-------- RECORDS PROVIDED --------
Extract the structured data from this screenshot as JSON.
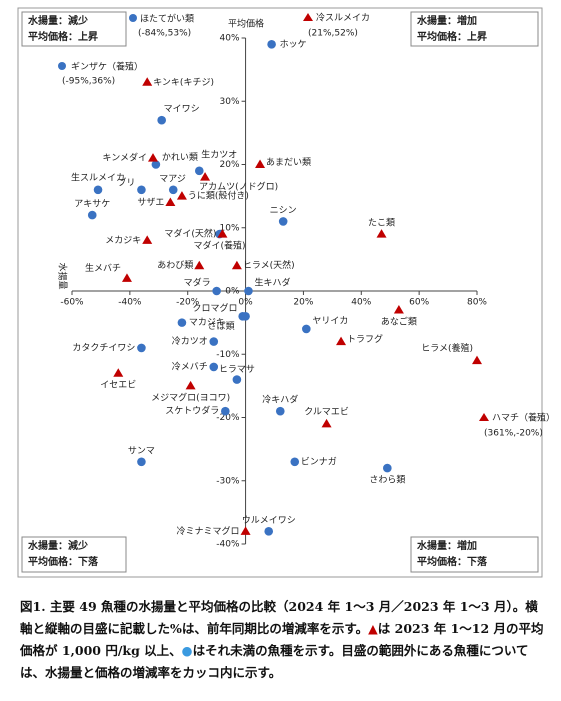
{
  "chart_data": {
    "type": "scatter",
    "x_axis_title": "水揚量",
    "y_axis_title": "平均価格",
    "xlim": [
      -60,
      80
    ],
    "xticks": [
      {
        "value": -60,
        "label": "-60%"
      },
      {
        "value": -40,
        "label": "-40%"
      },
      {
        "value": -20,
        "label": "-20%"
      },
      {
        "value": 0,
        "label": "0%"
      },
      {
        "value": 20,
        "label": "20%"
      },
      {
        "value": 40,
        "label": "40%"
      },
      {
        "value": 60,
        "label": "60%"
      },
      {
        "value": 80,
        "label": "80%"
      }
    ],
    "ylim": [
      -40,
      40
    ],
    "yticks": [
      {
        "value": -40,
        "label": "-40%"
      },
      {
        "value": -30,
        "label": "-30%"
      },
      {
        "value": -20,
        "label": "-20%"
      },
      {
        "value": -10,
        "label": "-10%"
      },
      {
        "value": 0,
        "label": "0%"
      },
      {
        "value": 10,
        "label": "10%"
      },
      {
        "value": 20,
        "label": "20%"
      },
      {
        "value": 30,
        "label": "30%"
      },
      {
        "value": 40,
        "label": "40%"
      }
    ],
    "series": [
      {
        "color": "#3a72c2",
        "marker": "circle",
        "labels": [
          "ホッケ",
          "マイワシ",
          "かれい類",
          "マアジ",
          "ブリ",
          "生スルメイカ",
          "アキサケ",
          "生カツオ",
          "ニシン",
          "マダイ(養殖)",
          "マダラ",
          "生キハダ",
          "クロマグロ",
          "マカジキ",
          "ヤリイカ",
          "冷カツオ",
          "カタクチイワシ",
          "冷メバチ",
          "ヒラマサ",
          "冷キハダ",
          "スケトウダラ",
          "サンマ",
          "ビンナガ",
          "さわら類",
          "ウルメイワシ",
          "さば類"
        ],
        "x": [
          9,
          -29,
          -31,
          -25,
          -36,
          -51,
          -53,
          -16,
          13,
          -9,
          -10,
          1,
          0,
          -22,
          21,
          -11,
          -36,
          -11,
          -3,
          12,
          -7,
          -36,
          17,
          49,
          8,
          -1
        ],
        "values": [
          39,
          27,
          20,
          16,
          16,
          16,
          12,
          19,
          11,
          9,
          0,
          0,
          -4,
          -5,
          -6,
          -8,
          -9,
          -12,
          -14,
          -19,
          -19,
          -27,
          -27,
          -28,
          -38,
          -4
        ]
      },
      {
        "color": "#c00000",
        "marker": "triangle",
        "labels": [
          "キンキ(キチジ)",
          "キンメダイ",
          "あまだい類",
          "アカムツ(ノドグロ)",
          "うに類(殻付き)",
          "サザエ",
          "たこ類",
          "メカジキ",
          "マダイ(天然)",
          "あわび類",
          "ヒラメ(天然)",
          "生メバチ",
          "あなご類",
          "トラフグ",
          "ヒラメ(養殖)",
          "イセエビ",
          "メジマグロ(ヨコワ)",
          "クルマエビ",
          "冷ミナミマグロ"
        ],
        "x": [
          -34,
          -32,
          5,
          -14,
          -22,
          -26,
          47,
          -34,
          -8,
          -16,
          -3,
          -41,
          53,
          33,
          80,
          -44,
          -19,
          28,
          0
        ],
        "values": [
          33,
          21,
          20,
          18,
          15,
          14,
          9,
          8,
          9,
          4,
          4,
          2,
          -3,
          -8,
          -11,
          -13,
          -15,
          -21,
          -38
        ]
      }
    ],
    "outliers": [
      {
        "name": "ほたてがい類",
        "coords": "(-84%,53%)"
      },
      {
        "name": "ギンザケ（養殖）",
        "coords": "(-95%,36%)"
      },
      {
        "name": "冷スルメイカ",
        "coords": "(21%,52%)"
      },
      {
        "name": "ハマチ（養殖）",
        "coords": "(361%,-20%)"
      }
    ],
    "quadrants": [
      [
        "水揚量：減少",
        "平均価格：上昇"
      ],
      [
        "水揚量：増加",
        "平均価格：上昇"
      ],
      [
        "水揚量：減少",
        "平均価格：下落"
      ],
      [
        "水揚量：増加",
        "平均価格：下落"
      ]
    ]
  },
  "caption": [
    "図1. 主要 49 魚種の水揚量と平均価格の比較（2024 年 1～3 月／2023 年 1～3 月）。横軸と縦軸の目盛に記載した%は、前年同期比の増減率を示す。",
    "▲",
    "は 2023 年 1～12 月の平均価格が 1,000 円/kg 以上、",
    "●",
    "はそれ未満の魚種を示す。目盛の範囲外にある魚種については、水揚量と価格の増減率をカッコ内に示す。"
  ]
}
--------
-------- RECORDS PROVIDED --------
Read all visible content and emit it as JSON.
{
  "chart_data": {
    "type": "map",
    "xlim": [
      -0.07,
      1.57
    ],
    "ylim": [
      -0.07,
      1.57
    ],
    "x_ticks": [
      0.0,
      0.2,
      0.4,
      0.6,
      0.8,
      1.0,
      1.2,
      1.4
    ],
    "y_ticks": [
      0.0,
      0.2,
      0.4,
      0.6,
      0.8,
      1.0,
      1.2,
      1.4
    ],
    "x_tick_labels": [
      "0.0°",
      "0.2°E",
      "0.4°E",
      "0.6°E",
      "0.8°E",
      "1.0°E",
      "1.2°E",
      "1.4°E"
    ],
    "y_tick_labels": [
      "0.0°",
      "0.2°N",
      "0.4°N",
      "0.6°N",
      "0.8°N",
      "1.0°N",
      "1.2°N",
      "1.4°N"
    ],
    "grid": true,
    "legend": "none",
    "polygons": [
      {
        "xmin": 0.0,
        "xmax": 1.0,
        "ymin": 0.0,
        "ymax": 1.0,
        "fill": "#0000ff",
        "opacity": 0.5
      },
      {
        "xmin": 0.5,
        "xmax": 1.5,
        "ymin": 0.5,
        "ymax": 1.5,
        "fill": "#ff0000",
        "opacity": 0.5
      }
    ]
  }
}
--------
→ TASK INSTRUCTIONS
Copy all lines from the material that contain "coords".

→ RESULT FOR THIS EXERCISE
        "coords": "(-84%,53%)"
        "coords": "(-95%,36%)"
        "coords": "(21%,52%)"
        "coords": "(361%,-20%)"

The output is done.